Requirements / Checks

Confirm an eval runner exists locally before running anything. Do not install deps without approval.
Prefer local deterministic graders over model-graded assertions.
If Docker, remote models, API keys, or live services are involved, ask before execution.
Use scoped test credentials only; treat traces, result files, preserved workspaces, and stdout as sensitive.

Workflow

Define behavior under test as observable output: files, command args, JSON, logs, or safety refusal.
Create a minimal suite with one positive case, one important edge case, and one no-tool-needed control.
Put skill/reference material into an explicit references/ area and case fixtures into scoped support dirs.
For MCP-backed cases, prefer hidden service fixtures when server internals should not be visible to the agent.
Run the smallest local suite first, then inspect failing result, summary, trace, and workspace evidence.
Classify each failure before editing: unclear skill, missing refs, brittle grader, unrealistic fixture, task ambiguity, product bug.
Edit only the cause you classified, then re-run the same case.

------------------------------------------------------------

Complete the following ->
1. For each statement below, say whether it agrees with the eval workflow notes. Answer yes or no and quote the deciding words of the notes verbatim. (a) Model-graded assertions should be preferred over local deterministic graders. (b) The minimal suite includes a control case that needs no tool. (c) Each failure should be classified before any editing.
2. Please extend the eval workflow notes with a few more lines that pick up right after their final step.

[Layout element annotations]

------------------------------------------------------------

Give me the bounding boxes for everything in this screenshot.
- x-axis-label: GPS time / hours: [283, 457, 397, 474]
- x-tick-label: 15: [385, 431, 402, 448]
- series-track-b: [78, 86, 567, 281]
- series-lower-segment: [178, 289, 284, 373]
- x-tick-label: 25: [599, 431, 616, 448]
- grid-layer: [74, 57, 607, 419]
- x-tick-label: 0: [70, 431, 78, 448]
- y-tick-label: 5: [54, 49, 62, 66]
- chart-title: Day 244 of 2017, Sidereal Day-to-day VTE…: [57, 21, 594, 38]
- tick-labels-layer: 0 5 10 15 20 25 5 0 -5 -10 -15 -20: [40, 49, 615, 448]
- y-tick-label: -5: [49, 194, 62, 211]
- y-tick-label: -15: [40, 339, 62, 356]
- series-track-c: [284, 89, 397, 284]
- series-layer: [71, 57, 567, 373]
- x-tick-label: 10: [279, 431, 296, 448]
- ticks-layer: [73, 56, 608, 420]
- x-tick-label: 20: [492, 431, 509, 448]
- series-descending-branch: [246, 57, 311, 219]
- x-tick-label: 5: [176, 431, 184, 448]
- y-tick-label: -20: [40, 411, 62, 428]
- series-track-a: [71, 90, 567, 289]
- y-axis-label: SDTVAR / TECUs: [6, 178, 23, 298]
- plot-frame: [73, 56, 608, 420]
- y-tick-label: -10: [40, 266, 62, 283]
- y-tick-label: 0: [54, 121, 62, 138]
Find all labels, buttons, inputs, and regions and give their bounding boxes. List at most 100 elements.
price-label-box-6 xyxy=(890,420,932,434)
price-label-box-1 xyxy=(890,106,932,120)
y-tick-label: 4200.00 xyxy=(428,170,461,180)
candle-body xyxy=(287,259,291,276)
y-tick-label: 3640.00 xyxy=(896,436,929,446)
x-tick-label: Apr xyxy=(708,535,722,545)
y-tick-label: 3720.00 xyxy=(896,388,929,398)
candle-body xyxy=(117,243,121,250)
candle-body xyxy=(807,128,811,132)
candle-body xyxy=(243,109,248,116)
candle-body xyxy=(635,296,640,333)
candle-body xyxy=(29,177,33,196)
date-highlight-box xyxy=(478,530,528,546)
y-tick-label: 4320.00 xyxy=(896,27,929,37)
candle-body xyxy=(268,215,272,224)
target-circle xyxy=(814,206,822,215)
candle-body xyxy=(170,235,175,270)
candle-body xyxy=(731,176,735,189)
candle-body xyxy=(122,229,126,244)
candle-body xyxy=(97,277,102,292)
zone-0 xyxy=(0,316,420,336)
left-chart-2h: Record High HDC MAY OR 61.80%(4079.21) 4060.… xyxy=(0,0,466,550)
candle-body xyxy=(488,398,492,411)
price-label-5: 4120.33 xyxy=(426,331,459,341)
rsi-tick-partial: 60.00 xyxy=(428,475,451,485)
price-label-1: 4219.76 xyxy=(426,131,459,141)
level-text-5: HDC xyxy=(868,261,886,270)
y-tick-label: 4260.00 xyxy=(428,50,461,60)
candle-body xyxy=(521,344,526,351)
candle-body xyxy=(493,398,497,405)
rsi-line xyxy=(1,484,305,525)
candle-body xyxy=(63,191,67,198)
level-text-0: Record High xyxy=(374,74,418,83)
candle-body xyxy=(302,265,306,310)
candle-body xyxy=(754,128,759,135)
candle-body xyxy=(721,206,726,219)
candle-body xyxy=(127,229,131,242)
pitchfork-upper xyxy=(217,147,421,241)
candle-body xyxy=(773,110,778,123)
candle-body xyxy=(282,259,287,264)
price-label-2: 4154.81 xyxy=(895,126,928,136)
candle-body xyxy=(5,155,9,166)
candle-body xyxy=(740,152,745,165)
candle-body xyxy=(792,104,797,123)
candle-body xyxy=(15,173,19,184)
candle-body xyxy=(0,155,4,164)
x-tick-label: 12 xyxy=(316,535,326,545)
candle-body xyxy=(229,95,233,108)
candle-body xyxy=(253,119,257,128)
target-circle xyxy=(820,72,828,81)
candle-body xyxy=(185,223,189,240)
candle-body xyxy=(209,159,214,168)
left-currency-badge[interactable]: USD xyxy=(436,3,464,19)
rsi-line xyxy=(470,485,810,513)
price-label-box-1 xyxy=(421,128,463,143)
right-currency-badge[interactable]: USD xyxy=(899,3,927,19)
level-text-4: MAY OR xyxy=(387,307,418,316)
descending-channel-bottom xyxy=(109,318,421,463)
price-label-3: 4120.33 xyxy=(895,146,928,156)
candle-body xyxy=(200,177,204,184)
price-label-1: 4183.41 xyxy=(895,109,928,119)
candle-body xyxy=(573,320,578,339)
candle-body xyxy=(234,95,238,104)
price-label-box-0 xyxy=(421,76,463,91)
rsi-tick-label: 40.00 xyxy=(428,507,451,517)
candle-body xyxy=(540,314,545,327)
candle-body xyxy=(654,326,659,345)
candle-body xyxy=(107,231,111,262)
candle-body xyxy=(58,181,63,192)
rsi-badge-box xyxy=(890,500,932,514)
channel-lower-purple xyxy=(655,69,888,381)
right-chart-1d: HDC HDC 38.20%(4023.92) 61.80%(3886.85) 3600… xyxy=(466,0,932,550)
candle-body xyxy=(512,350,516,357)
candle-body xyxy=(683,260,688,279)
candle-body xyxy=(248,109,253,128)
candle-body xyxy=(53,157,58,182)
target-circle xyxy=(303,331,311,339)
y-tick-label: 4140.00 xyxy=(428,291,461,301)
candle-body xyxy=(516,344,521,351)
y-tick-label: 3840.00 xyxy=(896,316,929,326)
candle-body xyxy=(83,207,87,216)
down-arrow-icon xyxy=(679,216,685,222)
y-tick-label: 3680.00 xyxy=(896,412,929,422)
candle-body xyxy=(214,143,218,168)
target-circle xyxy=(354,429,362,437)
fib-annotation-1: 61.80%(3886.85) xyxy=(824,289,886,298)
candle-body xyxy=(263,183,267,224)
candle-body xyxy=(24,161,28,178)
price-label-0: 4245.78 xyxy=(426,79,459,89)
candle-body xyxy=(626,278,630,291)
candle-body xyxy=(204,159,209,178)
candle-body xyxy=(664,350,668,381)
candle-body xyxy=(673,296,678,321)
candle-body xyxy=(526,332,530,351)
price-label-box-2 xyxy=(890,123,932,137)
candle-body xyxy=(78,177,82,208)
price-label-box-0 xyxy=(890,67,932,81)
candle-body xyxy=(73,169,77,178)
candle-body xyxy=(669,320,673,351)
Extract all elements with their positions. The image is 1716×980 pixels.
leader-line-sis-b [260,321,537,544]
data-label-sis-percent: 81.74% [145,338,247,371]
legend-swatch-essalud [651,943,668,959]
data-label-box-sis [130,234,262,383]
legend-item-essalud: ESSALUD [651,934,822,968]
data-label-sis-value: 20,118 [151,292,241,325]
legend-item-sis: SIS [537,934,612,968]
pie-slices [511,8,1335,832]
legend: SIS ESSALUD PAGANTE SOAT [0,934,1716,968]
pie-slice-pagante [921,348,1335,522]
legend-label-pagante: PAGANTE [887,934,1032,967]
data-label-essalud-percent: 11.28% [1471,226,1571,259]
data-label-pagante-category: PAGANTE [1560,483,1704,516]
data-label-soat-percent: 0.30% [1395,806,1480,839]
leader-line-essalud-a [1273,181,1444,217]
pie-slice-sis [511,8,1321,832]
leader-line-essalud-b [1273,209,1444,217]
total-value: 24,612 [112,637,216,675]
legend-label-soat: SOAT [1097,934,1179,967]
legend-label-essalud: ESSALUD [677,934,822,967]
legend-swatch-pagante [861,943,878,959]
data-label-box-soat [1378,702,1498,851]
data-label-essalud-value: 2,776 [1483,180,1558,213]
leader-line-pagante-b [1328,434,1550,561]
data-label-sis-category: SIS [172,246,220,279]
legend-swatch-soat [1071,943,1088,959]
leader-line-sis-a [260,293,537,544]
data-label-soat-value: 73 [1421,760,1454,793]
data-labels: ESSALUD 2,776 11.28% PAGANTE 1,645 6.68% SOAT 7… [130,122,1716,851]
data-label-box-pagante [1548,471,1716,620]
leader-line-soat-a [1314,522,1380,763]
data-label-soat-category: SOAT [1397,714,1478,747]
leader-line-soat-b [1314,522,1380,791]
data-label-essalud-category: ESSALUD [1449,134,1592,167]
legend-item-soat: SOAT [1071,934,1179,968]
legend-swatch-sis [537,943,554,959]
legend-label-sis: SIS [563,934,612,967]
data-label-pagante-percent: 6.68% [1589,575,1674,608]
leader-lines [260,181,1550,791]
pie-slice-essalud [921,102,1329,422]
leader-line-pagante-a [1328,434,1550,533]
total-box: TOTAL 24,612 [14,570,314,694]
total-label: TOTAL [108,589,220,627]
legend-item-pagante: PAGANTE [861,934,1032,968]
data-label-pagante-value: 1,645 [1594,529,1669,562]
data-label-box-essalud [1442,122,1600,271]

------------------------------------------------------------

Outputs ->
1.
(a) No: "Prefer local deterministic graders over model-graded assertions."
(b) Yes: "one no-tool-needed control."
(c) Yes: "Classify each failure before editing"

2.
Safety Constraints

Do not forward broad env vars into eval sandboxes; pass only named test vars.
Do not print secrets in prompts, graders, traces, or artifacts.
Do not mock a CLI/API unless the mock faithfully matches validation, output, and failure modes.
Do not treat a green mock eval as proof that live integration works.
Do not auto-enable host/user MCP configs inside eval containers.

Validation / Done Criteria

Suite has deterministic pass/fail evidence.
Failure triage points to a concrete cause before edits.
Re-run proves the targeted change fixed the failing case.
Output includes command used, model(s), trial count, failures, and artifact paths.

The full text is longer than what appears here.